# What is required
From the entries below, list each line with "pracujące".

# Information given
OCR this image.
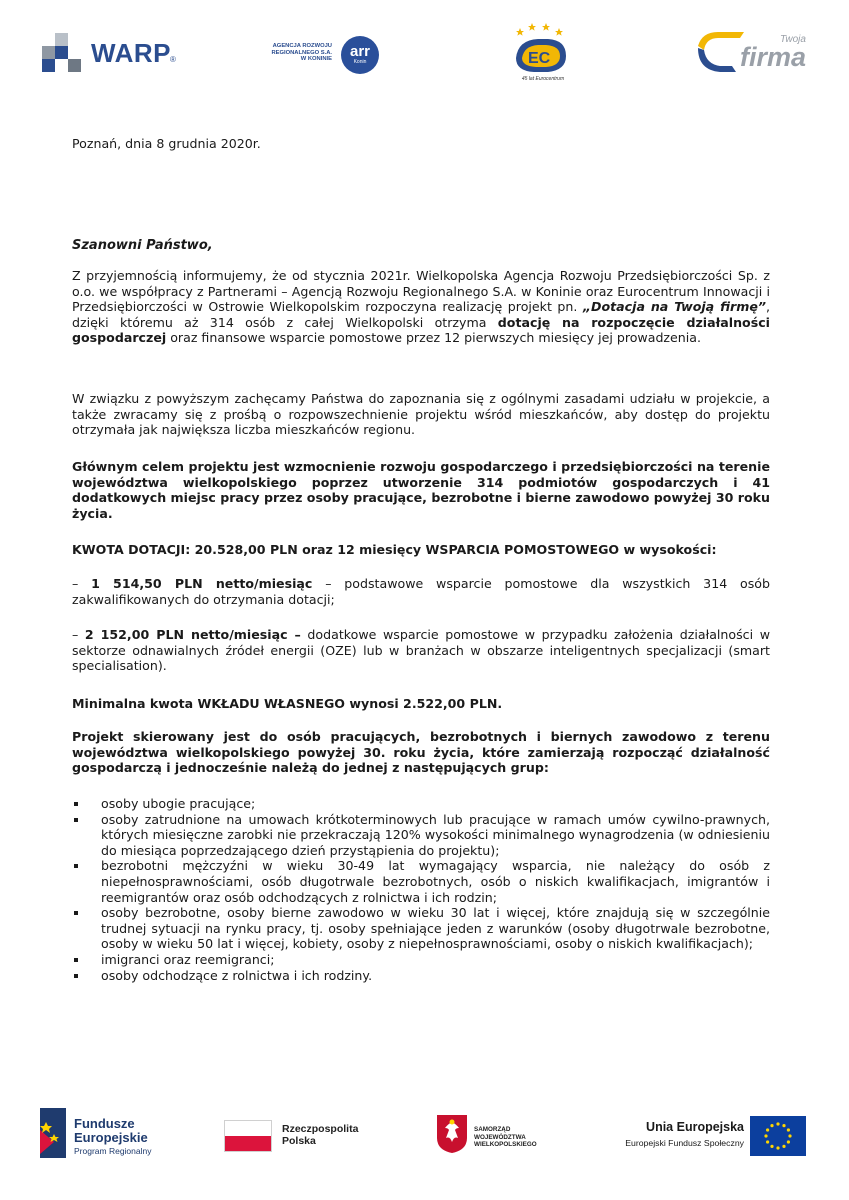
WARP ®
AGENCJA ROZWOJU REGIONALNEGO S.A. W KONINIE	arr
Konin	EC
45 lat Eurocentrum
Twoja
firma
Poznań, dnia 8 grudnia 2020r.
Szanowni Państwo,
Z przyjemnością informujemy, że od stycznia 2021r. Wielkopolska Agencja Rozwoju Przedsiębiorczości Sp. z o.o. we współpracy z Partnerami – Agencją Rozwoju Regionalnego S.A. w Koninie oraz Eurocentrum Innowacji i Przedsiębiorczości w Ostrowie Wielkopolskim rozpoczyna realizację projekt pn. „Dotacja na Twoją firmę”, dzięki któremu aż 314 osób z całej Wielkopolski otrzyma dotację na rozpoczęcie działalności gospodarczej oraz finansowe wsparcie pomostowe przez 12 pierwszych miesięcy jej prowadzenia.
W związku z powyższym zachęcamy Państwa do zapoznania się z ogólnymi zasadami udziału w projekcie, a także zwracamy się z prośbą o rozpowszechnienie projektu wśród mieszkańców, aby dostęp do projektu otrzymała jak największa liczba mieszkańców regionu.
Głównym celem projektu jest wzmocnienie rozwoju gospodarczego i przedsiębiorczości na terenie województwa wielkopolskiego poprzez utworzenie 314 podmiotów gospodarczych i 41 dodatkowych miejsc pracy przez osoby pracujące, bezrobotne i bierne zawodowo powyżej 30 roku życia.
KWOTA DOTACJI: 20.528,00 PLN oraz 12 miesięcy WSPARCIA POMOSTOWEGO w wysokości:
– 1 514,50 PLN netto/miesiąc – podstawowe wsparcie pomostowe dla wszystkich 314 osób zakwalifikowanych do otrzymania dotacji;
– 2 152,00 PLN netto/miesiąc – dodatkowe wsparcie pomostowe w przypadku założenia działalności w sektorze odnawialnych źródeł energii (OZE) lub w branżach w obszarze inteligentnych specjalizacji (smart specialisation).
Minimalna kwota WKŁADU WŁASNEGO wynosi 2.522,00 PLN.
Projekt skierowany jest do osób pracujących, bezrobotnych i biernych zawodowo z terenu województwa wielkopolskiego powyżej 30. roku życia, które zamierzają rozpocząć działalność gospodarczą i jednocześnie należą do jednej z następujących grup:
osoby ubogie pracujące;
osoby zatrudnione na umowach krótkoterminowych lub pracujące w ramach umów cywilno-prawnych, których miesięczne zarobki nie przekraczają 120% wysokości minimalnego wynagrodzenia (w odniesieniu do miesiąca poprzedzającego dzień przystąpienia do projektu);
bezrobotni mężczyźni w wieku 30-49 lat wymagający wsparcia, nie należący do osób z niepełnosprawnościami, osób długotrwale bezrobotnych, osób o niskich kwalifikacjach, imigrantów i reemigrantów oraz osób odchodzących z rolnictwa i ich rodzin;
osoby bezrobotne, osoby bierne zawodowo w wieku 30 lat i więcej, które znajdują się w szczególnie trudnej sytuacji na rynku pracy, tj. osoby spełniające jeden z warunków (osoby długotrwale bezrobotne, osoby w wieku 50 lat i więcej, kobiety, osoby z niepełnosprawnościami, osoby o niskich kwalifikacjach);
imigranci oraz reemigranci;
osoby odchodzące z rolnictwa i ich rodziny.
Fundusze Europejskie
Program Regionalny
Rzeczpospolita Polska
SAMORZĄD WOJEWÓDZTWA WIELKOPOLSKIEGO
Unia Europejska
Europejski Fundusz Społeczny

# Result of this exercise
Głównym celem projektu jest wzmocnienie rozwoju gospodarczego i przedsiębiorczości na terenie województwa wielkopolskiego poprzez utworzenie 314 podmiotów gospodarczych i 41 dodatkowych miejsc pracy przez osoby pracujące, bezrobotne i bierne zawodowo powyżej 30 roku życia.
osoby ubogie pracujące;
osoby zatrudnione na umowach krótkoterminowych lub pracujące w ramach umów cywilno-prawnych, których miesięczne zarobki nie przekraczają 120% wysokości minimalnego wynagrodzenia (w odniesieniu do miesiąca poprzedzającego dzień przystąpienia do projektu);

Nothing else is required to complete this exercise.